(Stored records)
+ + + + +
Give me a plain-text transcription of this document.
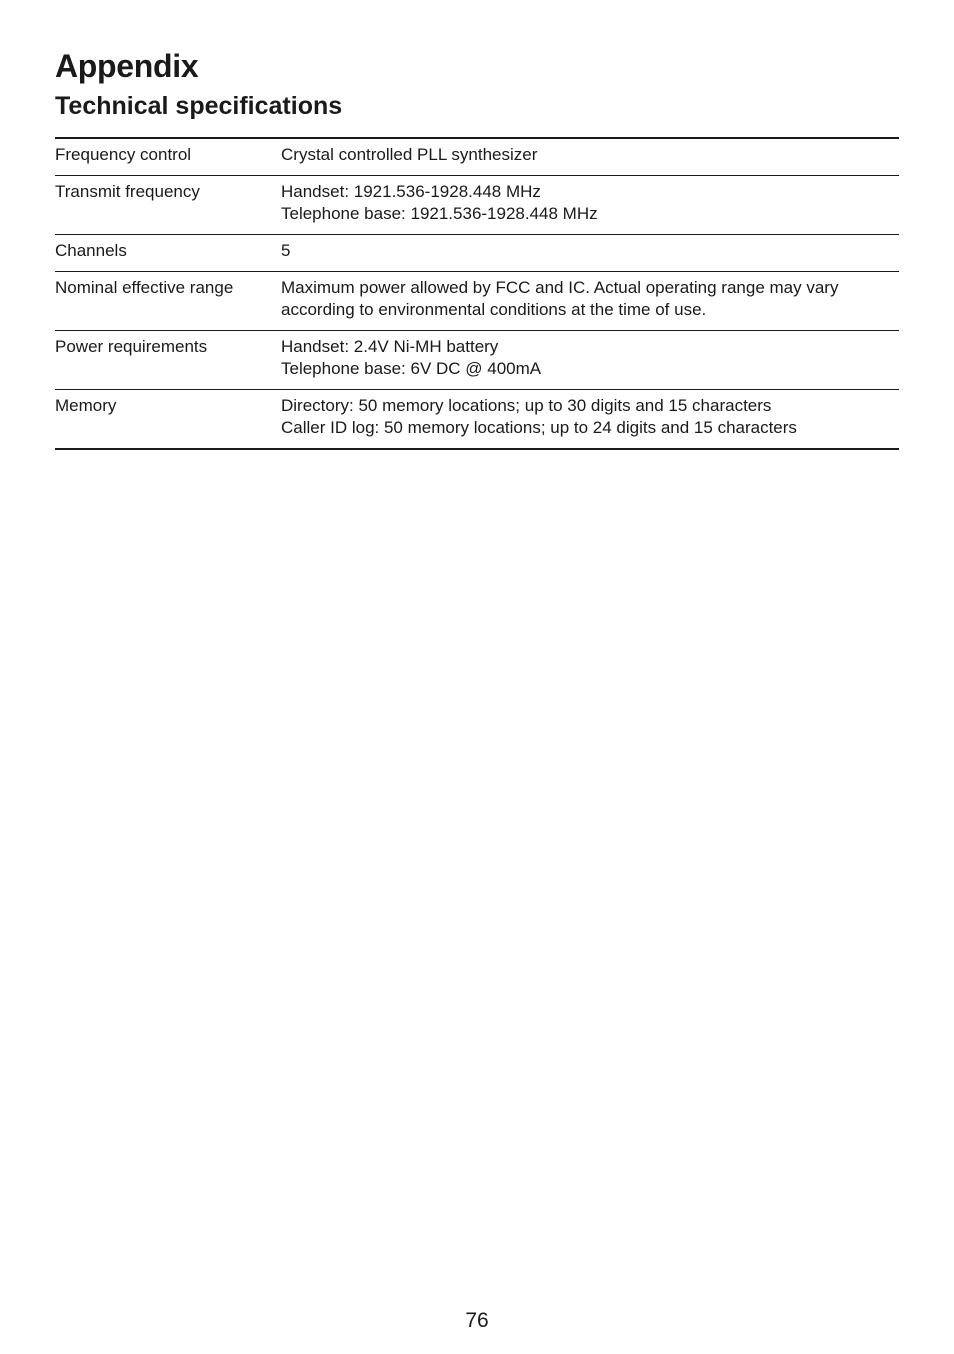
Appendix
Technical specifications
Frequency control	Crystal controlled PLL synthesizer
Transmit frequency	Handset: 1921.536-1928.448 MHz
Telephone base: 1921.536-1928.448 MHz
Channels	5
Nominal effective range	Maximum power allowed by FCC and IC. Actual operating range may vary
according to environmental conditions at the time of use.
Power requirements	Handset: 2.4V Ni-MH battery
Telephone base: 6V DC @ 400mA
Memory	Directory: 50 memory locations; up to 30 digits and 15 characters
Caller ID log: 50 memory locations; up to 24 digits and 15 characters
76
+ + + + +
Set the entries down again exactly. Do not include the images.

Give me a plain-text transcription of this document.
Appendix
Technical specifications
Frequency control	Crystal controlled PLL synthesizer
Transmit frequency	Handset: 1921.536-1928.448 MHz
Telephone base: 1921.536-1928.448 MHz
Channels	5
Nominal effective range	Maximum power allowed by FCC and IC. Actual operating range may vary
according to environmental conditions at the time of use.
Power requirements	Handset: 2.4V Ni-MH battery
Telephone base: 6V DC @ 400mA
Memory	Directory: 50 memory locations; up to 30 digits and 15 characters
Caller ID log: 50 memory locations; up to 24 digits and 15 characters
76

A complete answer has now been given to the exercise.